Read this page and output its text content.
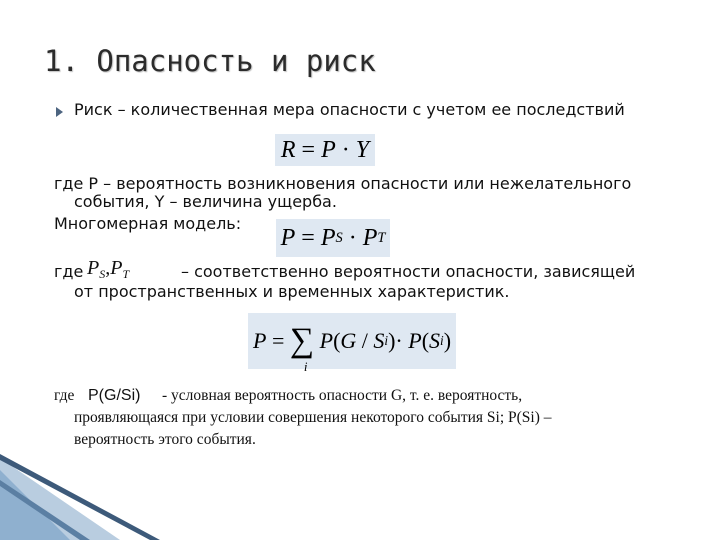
1. Опасность и риск
Риск – количественная мера опасности с учетом ее последствий
R = P · Y
где P – вероятность возникновения опасности или нежелательного
события, Y – величина ущерба.
Многомерная модель:
P = P S · P T
где $P_S,P_T$	– соответственно вероятности опасности, зависящей
от пространственных и временных характеристик.
P = ∑
i
P ( G / S i )· P ( S i )
где P(G/Si) - условная вероятность опасности G, т. е. вероятность,
проявляющаяся при условии совершения некоторого события Si; P(Si) –
вероятность этого события.
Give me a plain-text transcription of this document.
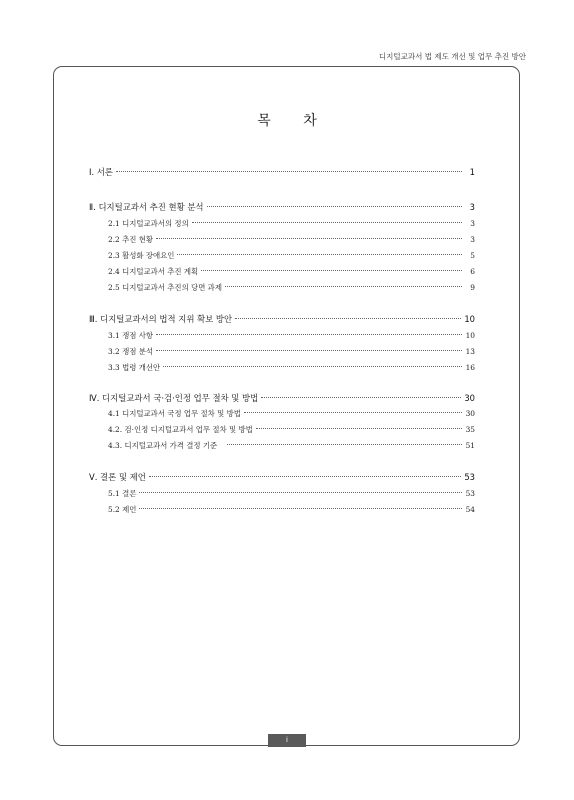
디지털교과서 법 제도 개선 및 업무 추진 방안
목 차
Ⅰ. 서론	1
Ⅱ. 디지털교과서 추진 현황 분석	3
2.1 디지털교과서의 정의	3
2.2 추진 현황	3
2.3 활성화 장애요인	5
2.4 디지털교과서 추진 계획	6
2.5 디지털교과서 추진의 당면 과제	9
Ⅲ. 디지털교과서의 법적 지위 확보 방안	10
3.1 쟁점 사항	10
3.2 쟁점 분석	13
3.3 법령 개선안	16
Ⅳ. 디지털교과서 국·검·인정 업무 절차 및 방법	30
4.1 디지털교과서 국정 업무 절차 및 방법	30
4.2. 검·인정 디지털교과서 업무 절차 및 방법	35
4.3. 디지털교과서 가격 결정 기준	51
Ⅴ. 결론 및 제언	53
5.1 결론	53
5.2 제언	54
i
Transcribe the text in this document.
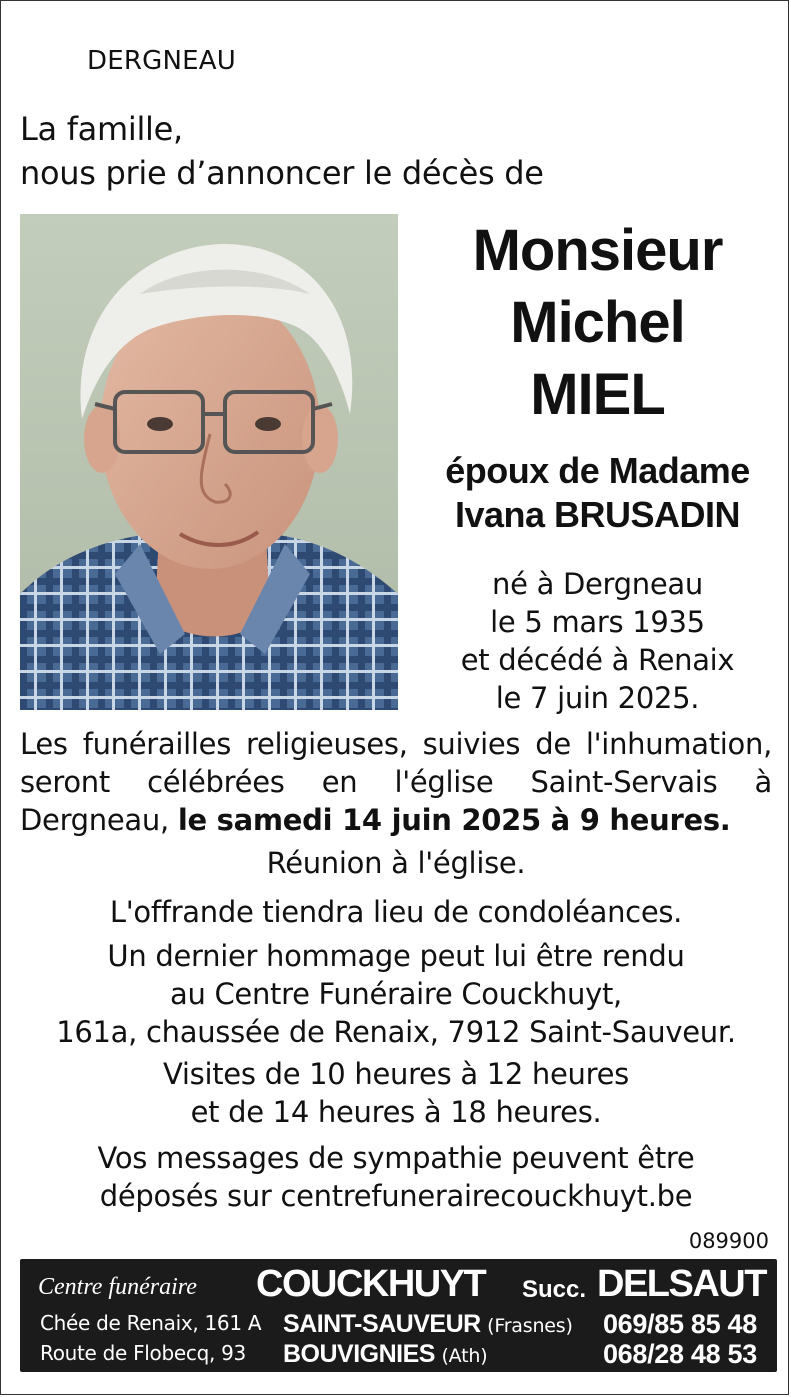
DERGNEAU
La famille,
nous prie d’annoncer le décès de
Monsieur
Michel
MIEL
époux de Madame
Ivana BRUSADIN
né à Dergneau
le 5 mars 1935
et décédé à Renaix
le 7 juin 2025.
Les funérailles religieuses, suivies de l'inhumation, seront célébrées en l'église Saint-Servais à Dergneau, le samedi 14 juin 2025 à 9 heures.
Réunion à l'église.
L'offrande tiendra lieu de condoléances.
Un dernier hommage peut lui être rendu
au Centre Funéraire Couckhuyt,
161a, chaussée de Renaix, 7912 Saint-Sauveur.
Visites de 10 heures à 12 heures
et de 14 heures à 18 heures.
Vos messages de sympathie peuvent être
déposés sur centrefunerairecouckhuyt.be
089900
Centre funéraire COUCKHUYT Succ. DELSAUT
Chée de Renaix, 161 A SAINT-SAUVEUR (Frasnes) 069/85 85 48
Route de Flobecq, 93 BOUVIGNIES (Ath)	068/28 48 53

DESCRIPTION OF THE TASK — In the records above, locate each line with the word "église". Copy all such lines.

ANSWER TO THE TASK —
Les funérailles religieuses, suivies de l'inhumation, seront célébrées en l'église Saint-Servais à Dergneau, le samedi 14 juin 2025 à 9 heures.
Réunion à l'église.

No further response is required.